Exercise aim: Repeat the full listing, word for word.

Exercise data:
[Start]

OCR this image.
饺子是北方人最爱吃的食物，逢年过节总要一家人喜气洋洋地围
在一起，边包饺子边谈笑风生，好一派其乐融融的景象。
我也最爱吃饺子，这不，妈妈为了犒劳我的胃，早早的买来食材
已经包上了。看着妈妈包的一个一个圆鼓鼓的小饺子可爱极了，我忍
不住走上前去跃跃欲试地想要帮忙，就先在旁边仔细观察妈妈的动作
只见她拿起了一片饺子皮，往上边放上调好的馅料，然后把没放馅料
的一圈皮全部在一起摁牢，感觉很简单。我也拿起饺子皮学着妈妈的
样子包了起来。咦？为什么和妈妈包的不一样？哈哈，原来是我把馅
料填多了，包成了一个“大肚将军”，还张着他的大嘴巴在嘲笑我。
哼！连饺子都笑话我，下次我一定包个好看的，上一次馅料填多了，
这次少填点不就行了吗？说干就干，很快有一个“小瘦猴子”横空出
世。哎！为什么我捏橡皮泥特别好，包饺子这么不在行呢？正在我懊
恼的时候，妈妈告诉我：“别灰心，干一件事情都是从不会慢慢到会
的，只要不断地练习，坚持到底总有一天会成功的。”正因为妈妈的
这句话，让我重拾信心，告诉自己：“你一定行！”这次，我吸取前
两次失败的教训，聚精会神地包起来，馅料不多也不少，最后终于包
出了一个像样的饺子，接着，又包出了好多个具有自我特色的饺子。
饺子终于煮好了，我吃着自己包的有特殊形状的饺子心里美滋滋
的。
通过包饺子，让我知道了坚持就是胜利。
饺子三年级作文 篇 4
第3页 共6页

[End]

Output below:
OCR this image.
饺子是北方人最爱吃的食物，逢年过节总要一家人喜气洋洋地围
在一起，边包饺子边谈笑风生，好一派其乐融融的景象。
我也最爱吃饺子，这不，妈妈为了犒劳我的胃，早早的买来食材
已经包上了。看着妈妈包的一个一个圆鼓鼓的小饺子可爱极了，我忍
不住走上前去跃跃欲试地想要帮忙，就先在旁边仔细观察妈妈的动作
只见她拿起了一片饺子皮，往上边放上调好的馅料，然后把没放馅料
的一圈皮全部在一起摁牢，感觉很简单。我也拿起饺子皮学着妈妈的
样子包了起来。咦？为什么和妈妈包的不一样？哈哈，原来是我把馅
料填多了，包成了一个“大肚将军”，还张着他的大嘴巴在嘲笑我。
哼！连饺子都笑话我，下次我一定包个好看的，上一次馅料填多了，
这次少填点不就行了吗？说干就干，很快有一个“小瘦猴子”横空出
世。哎！为什么我捏橡皮泥特别好，包饺子这么不在行呢？正在我懊
恼的时候，妈妈告诉我：“别灰心，干一件事情都是从不会慢慢到会
的，只要不断地练习，坚持到底总有一天会成功的。”正因为妈妈的
这句话，让我重拾信心，告诉自己：“你一定行！”这次，我吸取前
两次失败的教训，聚精会神地包起来，馅料不多也不少，最后终于包
出了一个像样的饺子，接着，又包出了好多个具有自我特色的饺子。
饺子终于煮好了，我吃着自己包的有特殊形状的饺子心里美滋滋
的。
通过包饺子，让我知道了坚持就是胜利。
饺子三年级作文 篇 4
第3页 共6页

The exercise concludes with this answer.